**What you need to do**
Transcribe the entries exactly as each line appears.

**Task data**

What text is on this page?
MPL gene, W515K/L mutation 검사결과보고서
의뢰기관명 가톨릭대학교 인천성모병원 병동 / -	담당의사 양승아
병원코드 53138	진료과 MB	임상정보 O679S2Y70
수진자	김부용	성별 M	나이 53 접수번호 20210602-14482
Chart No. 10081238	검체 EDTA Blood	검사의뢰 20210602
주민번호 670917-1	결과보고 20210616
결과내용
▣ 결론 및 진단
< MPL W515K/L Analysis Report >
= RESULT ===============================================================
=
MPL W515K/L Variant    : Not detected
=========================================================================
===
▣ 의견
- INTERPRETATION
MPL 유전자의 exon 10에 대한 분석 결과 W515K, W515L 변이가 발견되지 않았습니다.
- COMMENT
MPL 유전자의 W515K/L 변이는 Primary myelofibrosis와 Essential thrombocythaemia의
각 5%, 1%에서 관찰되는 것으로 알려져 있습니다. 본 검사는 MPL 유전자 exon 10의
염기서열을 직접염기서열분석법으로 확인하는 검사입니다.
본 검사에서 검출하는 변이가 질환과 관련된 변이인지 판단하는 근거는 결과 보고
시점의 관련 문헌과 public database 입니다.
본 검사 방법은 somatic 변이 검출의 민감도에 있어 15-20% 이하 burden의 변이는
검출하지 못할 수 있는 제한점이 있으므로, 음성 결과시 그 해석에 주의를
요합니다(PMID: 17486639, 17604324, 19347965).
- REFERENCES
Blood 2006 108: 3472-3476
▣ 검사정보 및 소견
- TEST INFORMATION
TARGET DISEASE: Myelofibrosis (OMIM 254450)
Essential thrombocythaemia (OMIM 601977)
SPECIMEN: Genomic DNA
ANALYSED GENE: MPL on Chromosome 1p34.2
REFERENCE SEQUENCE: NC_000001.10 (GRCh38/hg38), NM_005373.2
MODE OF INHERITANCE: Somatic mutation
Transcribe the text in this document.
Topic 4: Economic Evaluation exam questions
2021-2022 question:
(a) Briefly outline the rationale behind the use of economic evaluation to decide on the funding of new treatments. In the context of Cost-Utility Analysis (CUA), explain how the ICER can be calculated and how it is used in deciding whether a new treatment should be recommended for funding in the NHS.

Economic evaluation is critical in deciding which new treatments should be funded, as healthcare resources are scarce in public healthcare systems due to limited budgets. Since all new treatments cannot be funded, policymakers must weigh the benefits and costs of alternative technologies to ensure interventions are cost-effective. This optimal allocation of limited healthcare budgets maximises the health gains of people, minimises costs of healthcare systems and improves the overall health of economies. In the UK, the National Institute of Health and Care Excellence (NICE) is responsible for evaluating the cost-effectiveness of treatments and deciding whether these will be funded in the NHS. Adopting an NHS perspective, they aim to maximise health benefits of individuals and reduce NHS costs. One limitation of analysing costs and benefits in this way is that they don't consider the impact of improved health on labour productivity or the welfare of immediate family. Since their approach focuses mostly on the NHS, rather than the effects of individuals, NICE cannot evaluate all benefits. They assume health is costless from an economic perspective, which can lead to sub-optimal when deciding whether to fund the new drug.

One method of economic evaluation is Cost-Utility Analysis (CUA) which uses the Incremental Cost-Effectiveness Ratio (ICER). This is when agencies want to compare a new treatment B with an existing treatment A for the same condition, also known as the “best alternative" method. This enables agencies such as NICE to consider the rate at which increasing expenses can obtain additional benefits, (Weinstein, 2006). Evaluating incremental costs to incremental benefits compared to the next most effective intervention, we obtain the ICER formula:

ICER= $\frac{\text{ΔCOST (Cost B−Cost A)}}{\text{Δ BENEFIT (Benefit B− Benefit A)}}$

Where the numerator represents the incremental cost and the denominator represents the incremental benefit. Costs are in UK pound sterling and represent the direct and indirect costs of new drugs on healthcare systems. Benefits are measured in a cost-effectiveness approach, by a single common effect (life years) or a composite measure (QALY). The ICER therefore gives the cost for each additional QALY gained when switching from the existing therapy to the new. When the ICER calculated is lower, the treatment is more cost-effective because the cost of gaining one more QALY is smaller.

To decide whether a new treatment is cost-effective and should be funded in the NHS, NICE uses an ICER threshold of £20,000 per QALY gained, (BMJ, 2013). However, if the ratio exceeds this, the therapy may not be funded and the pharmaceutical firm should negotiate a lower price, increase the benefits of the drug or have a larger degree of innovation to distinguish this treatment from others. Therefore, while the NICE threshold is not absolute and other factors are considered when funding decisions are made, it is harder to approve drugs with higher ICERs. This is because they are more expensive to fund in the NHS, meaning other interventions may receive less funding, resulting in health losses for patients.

**Problem solution**
What text is on this page?
MPL gene, W515K/L mutation 검사결과보고서
의뢰기관명 가톨릭대학교 인천성모병원 병동 / -	담당의사 양승아
병원코드 53138	진료과 MB	임상정보 O679S2Y70
수진자	김부용	성별 M	나이 53 접수번호 20210602-14482
Chart No. 10081238	검체 EDTA Blood	검사의뢰 20210602
주민번호 670917-1	결과보고 20210616
결과내용
▣ 결론 및 진단
< MPL W515K/L Analysis Report >
= RESULT ===============================================================
=
MPL W515K/L Variant    : Not detected
=========================================================================
===
▣ 의견
- INTERPRETATION
MPL 유전자의 exon 10에 대한 분석 결과 W515K, W515L 변이가 발견되지 않았습니다.
- COMMENT
MPL 유전자의 W515K/L 변이는 Primary myelofibrosis와 Essential thrombocythaemia의
각 5%, 1%에서 관찰되는 것으로 알려져 있습니다. 본 검사는 MPL 유전자 exon 10의
염기서열을 직접염기서열분석법으로 확인하는 검사입니다.
본 검사에서 검출하는 변이가 질환과 관련된 변이인지 판단하는 근거는 결과 보고
시점의 관련 문헌과 public database 입니다.
본 검사 방법은 somatic 변이 검출의 민감도에 있어 15-20% 이하 burden의 변이는
검출하지 못할 수 있는 제한점이 있으므로, 음성 결과시 그 해석에 주의를
요합니다(PMID: 17486639, 17604324, 19347965).
- REFERENCES
Blood 2006 108: 3472-3476
▣ 검사정보 및 소견
- TEST INFORMATION
TARGET DISEASE: Myelofibrosis (OMIM 254450)
Essential thrombocythaemia (OMIM 601977)
SPECIMEN: Genomic DNA
ANALYSED GENE: MPL on Chromosome 1p34.2
REFERENCE SEQUENCE: NC_000001.10 (GRCh38/hg38), NM_005373.2
MODE OF INHERITANCE: Somatic mutation
Transcribe the text in this document.
Topic 4: Economic Evaluation exam questions
2021-2022 question:
(a) Briefly outline the rationale behind the use of economic evaluation to decide on the funding of new treatments. In the context of Cost-Utility Analysis (CUA), explain how the ICER can be calculated and how it is used in deciding whether a new treatment should be recommended for funding in the NHS.

Economic evaluation is critical in deciding which new treatments should be funded, as healthcare resources are scarce in public healthcare systems due to limited budgets. Since all new treatments cannot be funded, policymakers must weigh the benefits and costs of alternative technologies to ensure interventions are cost-effective. This optimal allocation of limited healthcare budgets maximises the health gains of people, minimises costs of healthcare systems and improves the overall health of economies. In the UK, the National Institute of Health and Care Excellence (NICE) is responsible for evaluating the cost-effectiveness of treatments and deciding whether these will be funded in the NHS. Adopting an NHS perspective, they aim to maximise health benefits of individuals and reduce NHS costs. One limitation of analysing costs and benefits in this way is that they don't consider the impact of improved health on labour productivity or the welfare of immediate family. Since their approach focuses mostly on the NHS, rather than the effects of individuals, NICE cannot evaluate all benefits. They assume health is costless from an economic perspective, which can lead to sub-optimal when deciding whether to fund the new drug.

One method of economic evaluation is Cost-Utility Analysis (CUA) which uses the Incremental Cost-Effectiveness Ratio (ICER). This is when agencies want to compare a new treatment B with an existing treatment A for the same condition, also known as the “best alternative" method. This enables agencies such as NICE to consider the rate at which increasing expenses can obtain additional benefits, (Weinstein, 2006). Evaluating incremental costs to incremental benefits compared to the next most effective intervention, we obtain the ICER formula:

ICER= $\frac{\text{ΔCOST (Cost B−Cost A)}}{\text{Δ BENEFIT (Benefit B− Benefit A)}}$

Where the numerator represents the incremental cost and the denominator represents the incremental benefit. Costs are in UK pound sterling and represent the direct and indirect costs of new drugs on healthcare systems. Benefits are measured in a cost-effectiveness approach, by a single common effect (life years) or a composite measure (QALY). The ICER therefore gives the cost for each additional QALY gained when switching from the existing therapy to the new. When the ICER calculated is lower, the treatment is more cost-effective because the cost of gaining one more QALY is smaller.

To decide whether a new treatment is cost-effective and should be funded in the NHS, NICE uses an ICER threshold of £20,000 per QALY gained, (BMJ, 2013). However, if the ratio exceeds this, the therapy may not be funded and the pharmaceutical firm should negotiate a lower price, increase the benefits of the drug or have a larger degree of innovation to distinguish this treatment from others. Therefore, while the NICE threshold is not absolute and other factors are considered when funding decisions are made, it is harder to approve drugs with higher ICERs. This is because they are more expensive to fund in the NHS, meaning other interventions may receive less funding, resulting in health losses for patients.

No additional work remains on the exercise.